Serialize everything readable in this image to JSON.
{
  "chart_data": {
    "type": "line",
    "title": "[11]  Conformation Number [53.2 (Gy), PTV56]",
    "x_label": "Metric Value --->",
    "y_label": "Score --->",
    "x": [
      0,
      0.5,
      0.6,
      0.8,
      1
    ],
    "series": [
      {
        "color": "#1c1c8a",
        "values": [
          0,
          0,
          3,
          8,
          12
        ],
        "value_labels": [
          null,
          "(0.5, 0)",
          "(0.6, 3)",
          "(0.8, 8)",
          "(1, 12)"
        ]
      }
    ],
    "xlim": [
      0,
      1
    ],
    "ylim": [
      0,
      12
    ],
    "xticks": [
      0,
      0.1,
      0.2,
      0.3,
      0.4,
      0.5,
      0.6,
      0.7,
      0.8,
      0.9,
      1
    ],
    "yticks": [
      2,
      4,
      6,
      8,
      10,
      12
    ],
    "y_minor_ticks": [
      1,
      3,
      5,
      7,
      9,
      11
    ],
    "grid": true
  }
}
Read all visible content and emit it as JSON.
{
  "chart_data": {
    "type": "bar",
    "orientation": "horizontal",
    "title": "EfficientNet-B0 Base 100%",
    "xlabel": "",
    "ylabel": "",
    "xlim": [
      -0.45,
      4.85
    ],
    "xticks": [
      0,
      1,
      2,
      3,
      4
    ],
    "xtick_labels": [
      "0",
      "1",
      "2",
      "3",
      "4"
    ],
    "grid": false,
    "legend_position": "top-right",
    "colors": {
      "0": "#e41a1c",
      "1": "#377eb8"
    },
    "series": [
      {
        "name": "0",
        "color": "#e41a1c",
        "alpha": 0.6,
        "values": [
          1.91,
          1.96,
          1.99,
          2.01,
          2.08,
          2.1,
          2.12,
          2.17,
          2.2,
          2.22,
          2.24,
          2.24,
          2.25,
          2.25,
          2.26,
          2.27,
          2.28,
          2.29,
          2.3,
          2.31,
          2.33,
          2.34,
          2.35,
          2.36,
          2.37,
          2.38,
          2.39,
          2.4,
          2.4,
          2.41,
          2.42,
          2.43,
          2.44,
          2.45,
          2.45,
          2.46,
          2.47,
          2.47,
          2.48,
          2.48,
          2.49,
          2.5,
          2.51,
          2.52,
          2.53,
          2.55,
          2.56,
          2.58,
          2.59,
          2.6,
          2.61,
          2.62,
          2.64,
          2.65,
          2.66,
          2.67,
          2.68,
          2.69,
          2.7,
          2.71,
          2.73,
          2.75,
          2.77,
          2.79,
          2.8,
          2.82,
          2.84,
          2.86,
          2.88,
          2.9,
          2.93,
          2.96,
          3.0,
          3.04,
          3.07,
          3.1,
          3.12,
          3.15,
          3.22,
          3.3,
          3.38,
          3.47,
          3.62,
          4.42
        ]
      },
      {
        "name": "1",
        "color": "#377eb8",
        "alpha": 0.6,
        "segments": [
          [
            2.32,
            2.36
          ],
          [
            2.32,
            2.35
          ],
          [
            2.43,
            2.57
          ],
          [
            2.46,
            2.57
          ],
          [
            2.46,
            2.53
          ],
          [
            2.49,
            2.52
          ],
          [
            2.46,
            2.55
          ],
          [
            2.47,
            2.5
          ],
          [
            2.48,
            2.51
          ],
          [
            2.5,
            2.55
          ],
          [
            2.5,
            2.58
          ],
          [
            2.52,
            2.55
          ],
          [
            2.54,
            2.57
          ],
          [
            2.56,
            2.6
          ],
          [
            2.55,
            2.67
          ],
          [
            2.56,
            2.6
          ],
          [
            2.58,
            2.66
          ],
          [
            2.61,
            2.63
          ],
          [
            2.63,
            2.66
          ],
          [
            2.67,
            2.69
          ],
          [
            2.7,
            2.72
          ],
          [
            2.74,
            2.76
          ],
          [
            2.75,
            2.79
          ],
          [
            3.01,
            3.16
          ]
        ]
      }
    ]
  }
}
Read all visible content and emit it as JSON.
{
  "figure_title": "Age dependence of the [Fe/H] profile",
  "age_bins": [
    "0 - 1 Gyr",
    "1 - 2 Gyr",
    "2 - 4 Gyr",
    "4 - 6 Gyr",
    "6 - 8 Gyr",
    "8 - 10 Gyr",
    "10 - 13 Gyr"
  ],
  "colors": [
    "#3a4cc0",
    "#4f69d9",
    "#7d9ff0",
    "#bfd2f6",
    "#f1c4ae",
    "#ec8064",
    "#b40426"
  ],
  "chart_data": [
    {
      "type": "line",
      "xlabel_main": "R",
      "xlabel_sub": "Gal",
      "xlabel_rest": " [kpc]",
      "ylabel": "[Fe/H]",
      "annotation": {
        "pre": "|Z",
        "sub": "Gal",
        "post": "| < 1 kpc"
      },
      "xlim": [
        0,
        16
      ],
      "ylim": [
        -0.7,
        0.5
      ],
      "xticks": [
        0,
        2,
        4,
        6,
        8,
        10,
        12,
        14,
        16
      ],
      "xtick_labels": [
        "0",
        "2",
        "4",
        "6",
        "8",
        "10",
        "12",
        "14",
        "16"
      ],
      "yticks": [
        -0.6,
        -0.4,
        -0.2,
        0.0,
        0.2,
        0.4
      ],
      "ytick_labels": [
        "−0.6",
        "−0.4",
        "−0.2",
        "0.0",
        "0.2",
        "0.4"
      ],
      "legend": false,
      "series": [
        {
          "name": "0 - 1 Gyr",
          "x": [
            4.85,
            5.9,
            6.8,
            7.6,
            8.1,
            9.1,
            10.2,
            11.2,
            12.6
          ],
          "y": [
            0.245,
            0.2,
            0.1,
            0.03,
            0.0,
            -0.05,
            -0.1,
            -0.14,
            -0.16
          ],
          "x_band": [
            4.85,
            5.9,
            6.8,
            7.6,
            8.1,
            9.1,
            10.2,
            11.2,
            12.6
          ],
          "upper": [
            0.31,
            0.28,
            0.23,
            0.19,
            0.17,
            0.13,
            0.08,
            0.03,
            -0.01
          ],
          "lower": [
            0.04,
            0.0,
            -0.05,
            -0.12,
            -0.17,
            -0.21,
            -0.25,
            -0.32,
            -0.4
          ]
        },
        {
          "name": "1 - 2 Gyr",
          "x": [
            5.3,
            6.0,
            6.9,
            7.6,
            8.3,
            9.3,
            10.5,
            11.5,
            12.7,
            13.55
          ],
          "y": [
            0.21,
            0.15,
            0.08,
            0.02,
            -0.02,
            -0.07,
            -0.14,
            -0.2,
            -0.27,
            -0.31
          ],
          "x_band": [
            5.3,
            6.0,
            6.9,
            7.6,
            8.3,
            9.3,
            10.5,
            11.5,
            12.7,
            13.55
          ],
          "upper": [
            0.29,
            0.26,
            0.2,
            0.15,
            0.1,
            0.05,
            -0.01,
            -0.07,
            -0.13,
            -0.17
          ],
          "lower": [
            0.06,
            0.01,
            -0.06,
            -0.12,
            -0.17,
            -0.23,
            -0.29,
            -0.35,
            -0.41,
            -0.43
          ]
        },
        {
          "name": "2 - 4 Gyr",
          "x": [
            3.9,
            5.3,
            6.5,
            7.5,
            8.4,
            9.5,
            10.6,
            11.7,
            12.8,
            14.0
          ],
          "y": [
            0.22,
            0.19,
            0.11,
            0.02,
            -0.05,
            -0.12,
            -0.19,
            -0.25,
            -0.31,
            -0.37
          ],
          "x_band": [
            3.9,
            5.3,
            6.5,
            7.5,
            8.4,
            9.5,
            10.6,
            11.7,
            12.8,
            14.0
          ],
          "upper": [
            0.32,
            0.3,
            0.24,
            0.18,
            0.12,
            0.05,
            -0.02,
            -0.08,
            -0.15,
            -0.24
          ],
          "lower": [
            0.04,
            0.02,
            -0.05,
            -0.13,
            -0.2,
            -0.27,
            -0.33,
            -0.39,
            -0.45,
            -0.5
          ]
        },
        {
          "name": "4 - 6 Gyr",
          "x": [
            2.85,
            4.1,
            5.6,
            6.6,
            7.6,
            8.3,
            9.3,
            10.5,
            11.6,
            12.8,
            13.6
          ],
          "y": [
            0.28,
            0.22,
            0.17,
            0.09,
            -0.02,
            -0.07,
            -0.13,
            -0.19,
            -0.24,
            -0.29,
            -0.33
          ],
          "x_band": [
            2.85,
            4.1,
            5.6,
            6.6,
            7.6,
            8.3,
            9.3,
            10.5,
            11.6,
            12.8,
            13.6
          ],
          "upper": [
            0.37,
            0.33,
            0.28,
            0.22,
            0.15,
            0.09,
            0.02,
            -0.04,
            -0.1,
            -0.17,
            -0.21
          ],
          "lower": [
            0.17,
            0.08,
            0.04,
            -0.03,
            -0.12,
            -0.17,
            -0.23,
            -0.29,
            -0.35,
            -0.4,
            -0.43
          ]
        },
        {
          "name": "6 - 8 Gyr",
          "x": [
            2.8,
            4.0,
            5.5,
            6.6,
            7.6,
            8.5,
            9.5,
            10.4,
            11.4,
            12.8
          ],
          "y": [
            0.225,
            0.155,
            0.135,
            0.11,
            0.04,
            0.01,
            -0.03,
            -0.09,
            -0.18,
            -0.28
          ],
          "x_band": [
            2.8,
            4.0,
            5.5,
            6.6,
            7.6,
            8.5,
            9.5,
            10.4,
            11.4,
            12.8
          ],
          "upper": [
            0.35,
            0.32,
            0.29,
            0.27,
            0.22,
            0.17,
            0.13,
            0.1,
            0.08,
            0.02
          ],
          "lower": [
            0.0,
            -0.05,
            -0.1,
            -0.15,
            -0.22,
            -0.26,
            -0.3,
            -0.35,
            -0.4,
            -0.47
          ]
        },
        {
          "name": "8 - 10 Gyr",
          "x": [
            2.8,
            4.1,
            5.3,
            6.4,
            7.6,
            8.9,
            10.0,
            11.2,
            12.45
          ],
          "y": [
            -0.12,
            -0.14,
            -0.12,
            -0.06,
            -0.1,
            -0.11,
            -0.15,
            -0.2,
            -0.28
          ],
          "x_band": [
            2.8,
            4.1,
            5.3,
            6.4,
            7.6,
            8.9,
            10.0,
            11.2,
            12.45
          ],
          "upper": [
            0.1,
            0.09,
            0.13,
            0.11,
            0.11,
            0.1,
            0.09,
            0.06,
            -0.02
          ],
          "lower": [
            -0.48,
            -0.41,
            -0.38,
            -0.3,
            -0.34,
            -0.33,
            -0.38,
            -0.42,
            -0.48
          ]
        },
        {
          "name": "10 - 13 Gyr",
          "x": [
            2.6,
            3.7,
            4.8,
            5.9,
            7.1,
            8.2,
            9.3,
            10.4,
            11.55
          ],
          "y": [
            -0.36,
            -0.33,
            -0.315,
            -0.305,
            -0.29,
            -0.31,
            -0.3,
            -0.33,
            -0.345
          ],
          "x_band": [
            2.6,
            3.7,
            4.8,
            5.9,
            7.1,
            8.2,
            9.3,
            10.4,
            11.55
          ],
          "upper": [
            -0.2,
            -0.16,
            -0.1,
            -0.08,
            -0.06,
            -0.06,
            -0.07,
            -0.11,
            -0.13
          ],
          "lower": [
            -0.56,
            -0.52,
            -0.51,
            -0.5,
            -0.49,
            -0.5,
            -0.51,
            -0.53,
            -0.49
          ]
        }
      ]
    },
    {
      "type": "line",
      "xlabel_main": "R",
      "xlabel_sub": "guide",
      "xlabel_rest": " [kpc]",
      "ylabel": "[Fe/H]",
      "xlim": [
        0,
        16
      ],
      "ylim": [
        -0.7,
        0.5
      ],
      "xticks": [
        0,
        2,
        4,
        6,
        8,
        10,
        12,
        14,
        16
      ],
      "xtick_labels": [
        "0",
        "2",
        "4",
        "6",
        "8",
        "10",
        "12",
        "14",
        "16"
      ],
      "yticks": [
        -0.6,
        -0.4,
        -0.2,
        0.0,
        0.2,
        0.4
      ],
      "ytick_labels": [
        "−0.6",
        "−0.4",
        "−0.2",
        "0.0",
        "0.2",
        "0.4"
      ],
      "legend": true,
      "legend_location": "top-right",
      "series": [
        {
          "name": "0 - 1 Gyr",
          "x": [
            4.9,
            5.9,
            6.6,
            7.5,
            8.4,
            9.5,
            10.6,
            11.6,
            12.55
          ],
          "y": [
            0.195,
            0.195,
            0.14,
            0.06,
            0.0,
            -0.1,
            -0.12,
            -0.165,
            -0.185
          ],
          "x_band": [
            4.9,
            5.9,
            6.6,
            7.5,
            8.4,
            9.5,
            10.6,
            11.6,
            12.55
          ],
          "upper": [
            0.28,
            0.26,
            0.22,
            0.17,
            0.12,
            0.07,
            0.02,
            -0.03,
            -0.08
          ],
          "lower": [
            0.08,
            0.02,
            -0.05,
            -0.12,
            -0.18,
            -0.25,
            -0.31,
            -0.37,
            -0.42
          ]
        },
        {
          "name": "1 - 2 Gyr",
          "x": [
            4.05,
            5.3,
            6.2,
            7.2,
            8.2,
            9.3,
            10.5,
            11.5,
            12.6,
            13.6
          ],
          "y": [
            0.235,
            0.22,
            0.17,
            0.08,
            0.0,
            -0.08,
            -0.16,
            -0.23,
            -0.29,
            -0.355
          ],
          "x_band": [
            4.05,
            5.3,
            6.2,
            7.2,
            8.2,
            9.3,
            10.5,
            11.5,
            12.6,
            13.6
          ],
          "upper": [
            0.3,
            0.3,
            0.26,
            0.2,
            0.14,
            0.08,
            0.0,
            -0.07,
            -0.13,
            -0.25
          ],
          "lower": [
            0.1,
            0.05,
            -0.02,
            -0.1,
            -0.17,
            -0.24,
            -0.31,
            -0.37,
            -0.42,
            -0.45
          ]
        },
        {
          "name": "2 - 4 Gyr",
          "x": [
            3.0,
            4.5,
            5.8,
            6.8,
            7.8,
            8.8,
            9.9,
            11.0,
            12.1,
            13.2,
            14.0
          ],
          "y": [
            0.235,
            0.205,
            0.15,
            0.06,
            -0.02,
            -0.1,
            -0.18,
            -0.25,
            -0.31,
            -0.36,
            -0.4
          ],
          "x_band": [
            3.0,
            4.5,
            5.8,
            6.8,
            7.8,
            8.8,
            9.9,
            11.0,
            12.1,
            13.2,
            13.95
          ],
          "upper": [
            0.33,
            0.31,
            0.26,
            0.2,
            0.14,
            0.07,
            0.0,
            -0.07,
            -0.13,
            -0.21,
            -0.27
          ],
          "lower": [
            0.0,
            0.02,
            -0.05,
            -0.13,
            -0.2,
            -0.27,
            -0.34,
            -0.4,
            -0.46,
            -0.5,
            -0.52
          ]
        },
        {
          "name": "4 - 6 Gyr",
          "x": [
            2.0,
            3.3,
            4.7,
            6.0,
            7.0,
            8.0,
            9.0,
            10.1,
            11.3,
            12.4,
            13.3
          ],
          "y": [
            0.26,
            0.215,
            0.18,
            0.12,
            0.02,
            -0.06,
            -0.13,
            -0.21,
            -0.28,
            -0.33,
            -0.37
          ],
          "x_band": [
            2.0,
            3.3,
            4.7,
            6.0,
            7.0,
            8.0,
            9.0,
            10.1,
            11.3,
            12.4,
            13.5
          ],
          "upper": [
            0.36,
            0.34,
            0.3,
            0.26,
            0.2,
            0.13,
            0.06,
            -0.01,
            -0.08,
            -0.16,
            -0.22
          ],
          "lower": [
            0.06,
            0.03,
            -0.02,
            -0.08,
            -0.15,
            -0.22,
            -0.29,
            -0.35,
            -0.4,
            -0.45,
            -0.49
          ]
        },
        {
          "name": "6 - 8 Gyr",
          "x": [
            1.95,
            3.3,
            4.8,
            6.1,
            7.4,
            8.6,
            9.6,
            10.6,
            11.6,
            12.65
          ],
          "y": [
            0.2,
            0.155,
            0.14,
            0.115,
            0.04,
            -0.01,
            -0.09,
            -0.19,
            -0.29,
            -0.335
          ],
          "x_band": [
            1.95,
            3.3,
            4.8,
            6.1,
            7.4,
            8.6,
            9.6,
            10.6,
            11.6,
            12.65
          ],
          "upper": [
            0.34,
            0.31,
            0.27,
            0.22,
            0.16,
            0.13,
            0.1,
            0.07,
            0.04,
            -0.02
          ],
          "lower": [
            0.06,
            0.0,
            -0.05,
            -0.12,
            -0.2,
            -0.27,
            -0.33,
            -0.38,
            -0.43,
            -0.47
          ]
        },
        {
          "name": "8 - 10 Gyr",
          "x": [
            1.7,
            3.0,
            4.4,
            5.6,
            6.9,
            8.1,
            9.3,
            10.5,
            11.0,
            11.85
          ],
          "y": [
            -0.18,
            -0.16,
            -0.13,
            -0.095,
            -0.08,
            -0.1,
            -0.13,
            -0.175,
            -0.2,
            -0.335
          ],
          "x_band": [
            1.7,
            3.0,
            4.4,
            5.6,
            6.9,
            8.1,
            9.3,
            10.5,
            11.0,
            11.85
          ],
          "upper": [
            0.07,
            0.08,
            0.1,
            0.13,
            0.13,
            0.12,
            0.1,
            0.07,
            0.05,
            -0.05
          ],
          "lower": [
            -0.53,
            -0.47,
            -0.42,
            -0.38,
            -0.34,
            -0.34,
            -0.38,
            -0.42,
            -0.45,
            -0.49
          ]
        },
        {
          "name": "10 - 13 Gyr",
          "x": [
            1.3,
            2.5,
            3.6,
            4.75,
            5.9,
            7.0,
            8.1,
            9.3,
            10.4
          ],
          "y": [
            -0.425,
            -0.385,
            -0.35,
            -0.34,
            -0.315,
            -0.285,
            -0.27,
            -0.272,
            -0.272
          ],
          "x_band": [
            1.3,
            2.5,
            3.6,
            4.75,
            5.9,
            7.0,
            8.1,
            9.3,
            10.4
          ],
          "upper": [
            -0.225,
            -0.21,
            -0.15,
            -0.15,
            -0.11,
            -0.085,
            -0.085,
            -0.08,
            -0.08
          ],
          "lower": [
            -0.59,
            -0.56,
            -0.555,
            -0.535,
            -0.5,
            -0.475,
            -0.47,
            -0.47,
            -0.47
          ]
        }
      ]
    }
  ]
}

——

■ EXERCISE
Identify each line in the records above that contains the word "type", and copy it out in full.

■ EXPECTED OUTPUT
    "type": "line",
    "type": "bar",
      "type": "line",
      "type": "line",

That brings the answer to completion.